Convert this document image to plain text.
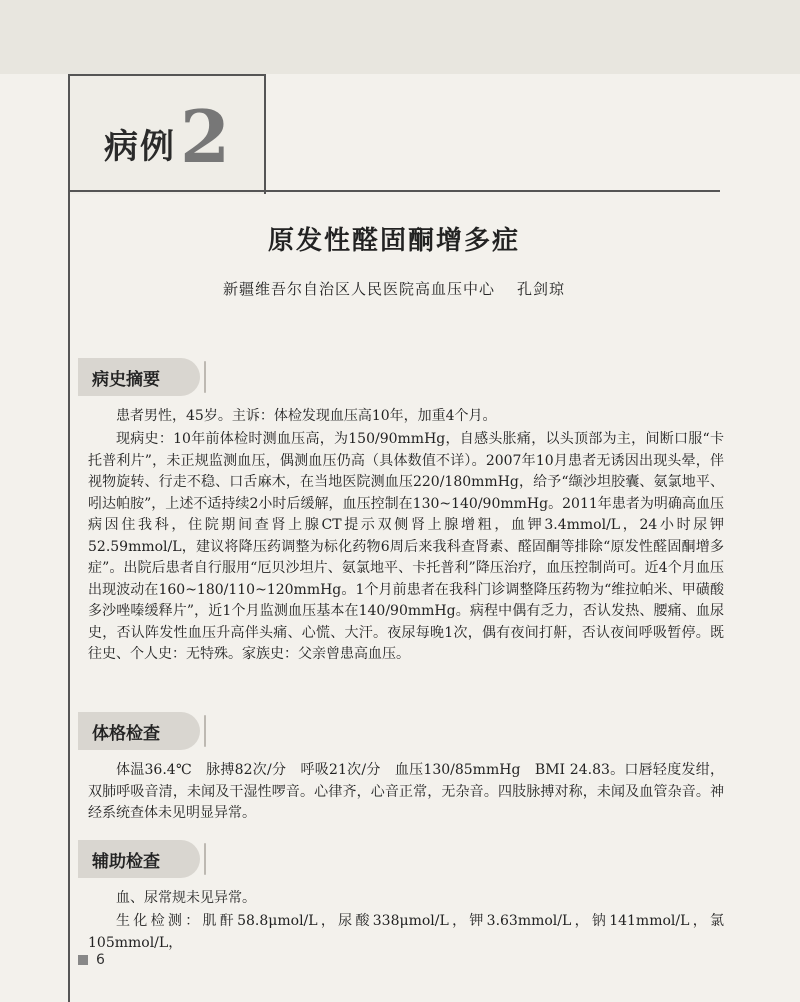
病例 2
原发性醛固酮增多症
新疆维吾尔自治区人民医院高血压中心 孔剑琼
病史摘要
患者男性，45岁。主诉：体检发现血压高10年，加重4个月。
现病史：10年前体检时测血压高，为150/90mmHg，自感头胀痛，以头顶部为主，间断口服“卡托普利片”，未正规监测血压，偶测血压仍高（具体数值不详）。2007年10月患者无诱因出现头晕，伴视物旋转、行走不稳、口舌麻木，在当地医院测血压220/180mmHg，给予“缬沙坦胶囊、氨氯地平、吲达帕胺”，上述不适持续2小时后缓解，血压控制在130~140/90mmHg。2011年患者为明确高血压病因住我科，住院期间查肾上腺CT提示双侧肾上腺增粗，血钾3.4mmol/L，24小时尿钾52.59mmol/L，建议将降压药调整为标化药物6周后来我科查肾素、醛固酮等排除“原发性醛固酮增多症”。出院后患者自行服用“厄贝沙坦片、氨氯地平、卡托普利”降压治疗，血压控制尚可。近4个月血压出现波动在160~180/110~120mmHg。1个月前患者在我科门诊调整降压药物为“维拉帕米、甲磺酸多沙唑嗪缓释片”，近1个月监测血压基本在140/90mmHg。病程中偶有乏力，否认发热、腰痛、血尿史，否认阵发性血压升高伴头痛、心慌、大汗。夜尿每晚1次，偶有夜间打鼾，否认夜间呼吸暂停。既往史、个人史：无特殊。家族史：父亲曾患高血压。
体格检查
体温36.4℃　脉搏82次/分　呼吸21次/分　血压130/85mmHg　BMI 24.83。口唇轻度发绀，双肺呼吸音清，未闻及干湿性啰音。心律齐，心音正常，无杂音。四肢脉搏对称，未闻及血管杂音。神经系统查体未见明显异常。
辅助检查
血、尿常规未见异常。
生化检测：肌酐58.8μmol/L，尿酸338μmol/L，钾3.63mmol/L，钠141mmol/L，氯105mmol/L，
6
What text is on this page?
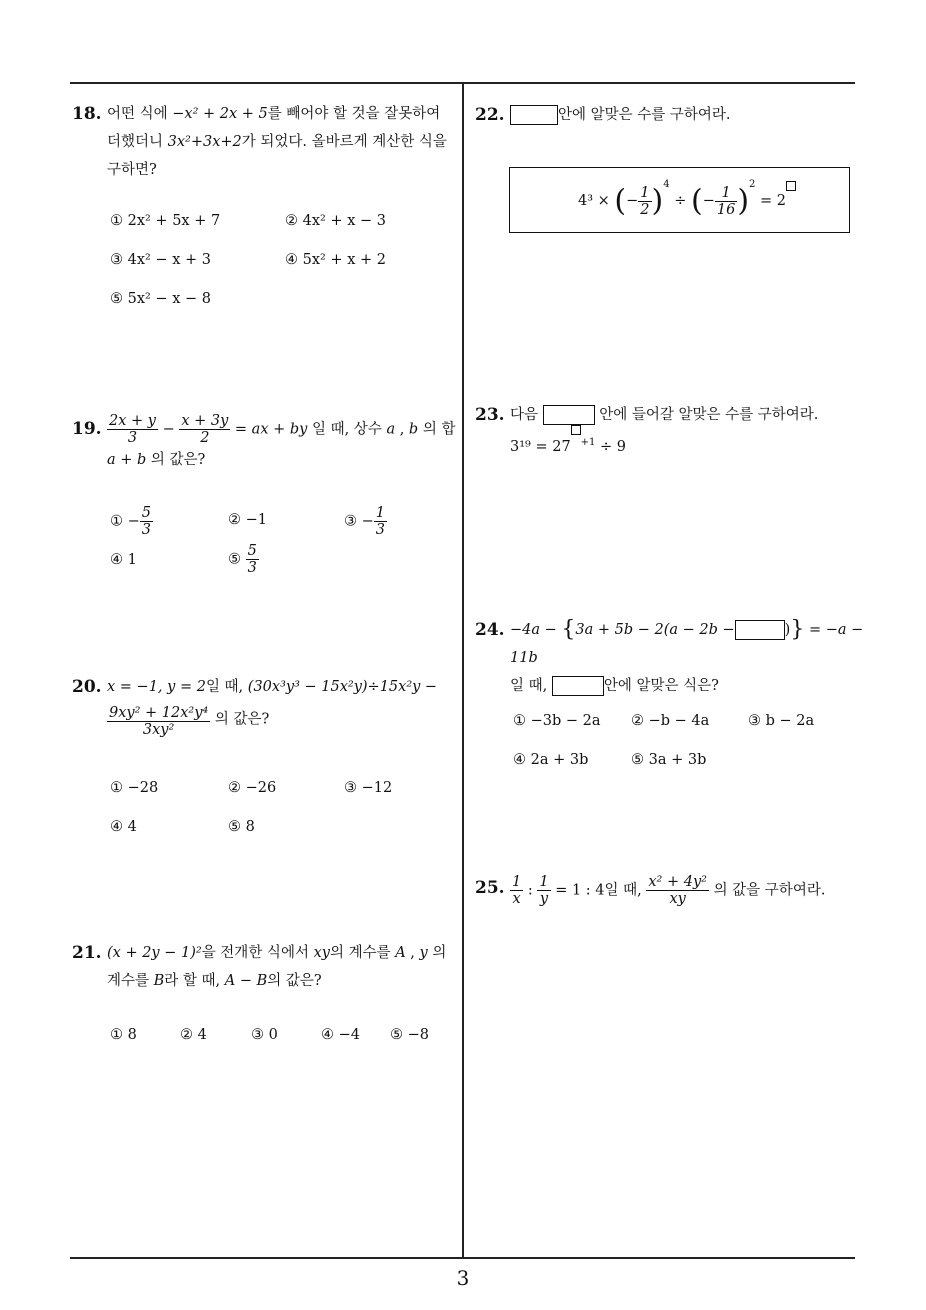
18. 어떤 식에 −x² + 2x + 5를 빼어야 할 것을 잘못하여
더했더니 3x²+3x+2가 되었다. 올바르게 계산한 식을
구하면?
① 2x² + 5x + 7	② 4x² + x − 3
③ 4x² − x + 3	④ 5x² + x + 2
⑤ 5x² − x − 8
19. $\frac{2x + y}{3} - \frac{x + 3y}{2}$ = ax + by 일 때, 상수 a , b 의 합
a + b 의 값은?
① − $\frac{5}{3}$	② −1	③ − $\frac{1}{3}$
④ 1	⑤ $\frac{5}{3}$
20. x = −1, y = 2일 때, (30x³y³ − 15x²y)÷15x²y −

$\frac{\text{9xy² + 12x²y⁴}}{\text{3xy²}}$ 의 값은?
① −28	② −26	③ −12
④ 4	⑤ 8
21. (x + 2y − 1)²을 전개한 식에서 xy의 계수를 A , y 의
계수를 B라 할 때, A − B의 값은?
① 8	② 4	③ 0	④ −4 ⑤ −8
22.	안에 알맞은 수를 구하여라.
4³ × (− $\frac{1}{2} )^4$ ÷ (− $\frac{1}{16} )^2 = 2$
23. 다음	안에 들어갈 알맞은 수를 구하여라.
3¹⁹ = 27 $^{+1}$ ÷ 9
24. −4a − {3a + 5b − 2(a − 2b −	)} = −a − 11b
일 때,	안에 알맞은 식은?
① −3b − 2a ② −b − 4a	③ b − 2a
④ 2a + 3b	⑤ 3a + 3b
25. $\frac{1}{x}$ : $\frac{1}{y} = 1$ : 4일 때, $\frac{\text{x² + 4y²}}{xy}$ 의 값을 구하여라.
3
::::::::::
What is needed:
Transcribe every entry word for word, but omit the pictures.

Exercise result:
Convert this document image to plain text.
病例 2
原发性醛固酮增多症
新疆维吾尔自治区人民医院高血压中心 孔剑琼
病史摘要
患者男性，45岁。主诉：体检发现血压高10年，加重4个月。
现病史：10年前体检时测血压高，为150/90mmHg，自感头胀痛，以头顶部为主，间断口服“卡托普利片”，未正规监测血压，偶测血压仍高（具体数值不详）。2007年10月患者无诱因出现头晕，伴视物旋转、行走不稳、口舌麻木，在当地医院测血压220/180mmHg，给予“缬沙坦胶囊、氨氯地平、吲达帕胺”，上述不适持续2小时后缓解，血压控制在130~140/90mmHg。2011年患者为明确高血压病因住我科，住院期间查肾上腺CT提示双侧肾上腺增粗，血钾3.4mmol/L，24小时尿钾52.59mmol/L，建议将降压药调整为标化药物6周后来我科查肾素、醛固酮等排除“原发性醛固酮增多症”。出院后患者自行服用“厄贝沙坦片、氨氯地平、卡托普利”降压治疗，血压控制尚可。近4个月血压出现波动在160~180/110~120mmHg。1个月前患者在我科门诊调整降压药物为“维拉帕米、甲磺酸多沙唑嗪缓释片”，近1个月监测血压基本在140/90mmHg。病程中偶有乏力，否认发热、腰痛、血尿史，否认阵发性血压升高伴头痛、心慌、大汗。夜尿每晚1次，偶有夜间打鼾，否认夜间呼吸暂停。既往史、个人史：无特殊。家族史：父亲曾患高血压。
体格检查
体温36.4℃　脉搏82次/分　呼吸21次/分　血压130/85mmHg　BMI 24.83。口唇轻度发绀，双肺呼吸音清，未闻及干湿性啰音。心律齐，心音正常，无杂音。四肢脉搏对称，未闻及血管杂音。神经系统查体未见明显异常。
辅助检查
血、尿常规未见异常。
生化检测：肌酐58.8μmol/L，尿酸338μmol/L，钾3.63mmol/L，钠141mmol/L，氯105mmol/L，
6
What text is on this page?
18. 어떤 식에 −x² + 2x + 5를 빼어야 할 것을 잘못하여
더했더니 3x²+3x+2가 되었다. 올바르게 계산한 식을
구하면?
① 2x² + 5x + 7	② 4x² + x − 3
③ 4x² − x + 3	④ 5x² + x + 2
⑤ 5x² − x − 8
19. $\frac{2x + y}{3} - \frac{x + 3y}{2}$ = ax + by 일 때, 상수 a , b 의 합
a + b 의 값은?
① − $\frac{5}{3}$	② −1	③ − $\frac{1}{3}$
④ 1	⑤ $\frac{5}{3}$
20. x = −1, y = 2일 때, (30x³y³ − 15x²y)÷15x²y −

$\frac{\text{9xy² + 12x²y⁴}}{\text{3xy²}}$ 의 값은?
① −28	② −26	③ −12
④ 4	⑤ 8
21. (x + 2y − 1)²을 전개한 식에서 xy의 계수를 A , y 의
계수를 B라 할 때, A − B의 값은?
① 8	② 4	③ 0	④ −4 ⑤ −8
22.	안에 알맞은 수를 구하여라.
4³ × (− $\frac{1}{2} )^4$ ÷ (− $\frac{1}{16} )^2 = 2$
23. 다음	안에 들어갈 알맞은 수를 구하여라.
3¹⁹ = 27 $^{+1}$ ÷ 9
24. −4a − {3a + 5b − 2(a − 2b −	)} = −a − 11b
일 때,	안에 알맞은 식은?
① −3b − 2a ② −b − 4a	③ b − 2a
④ 2a + 3b	⑤ 3a + 3b
25. $\frac{1}{x}$ : $\frac{1}{y} = 1$ : 4일 때, $\frac{\text{x² + 4y²}}{xy}$ 의 값을 구하여라.
3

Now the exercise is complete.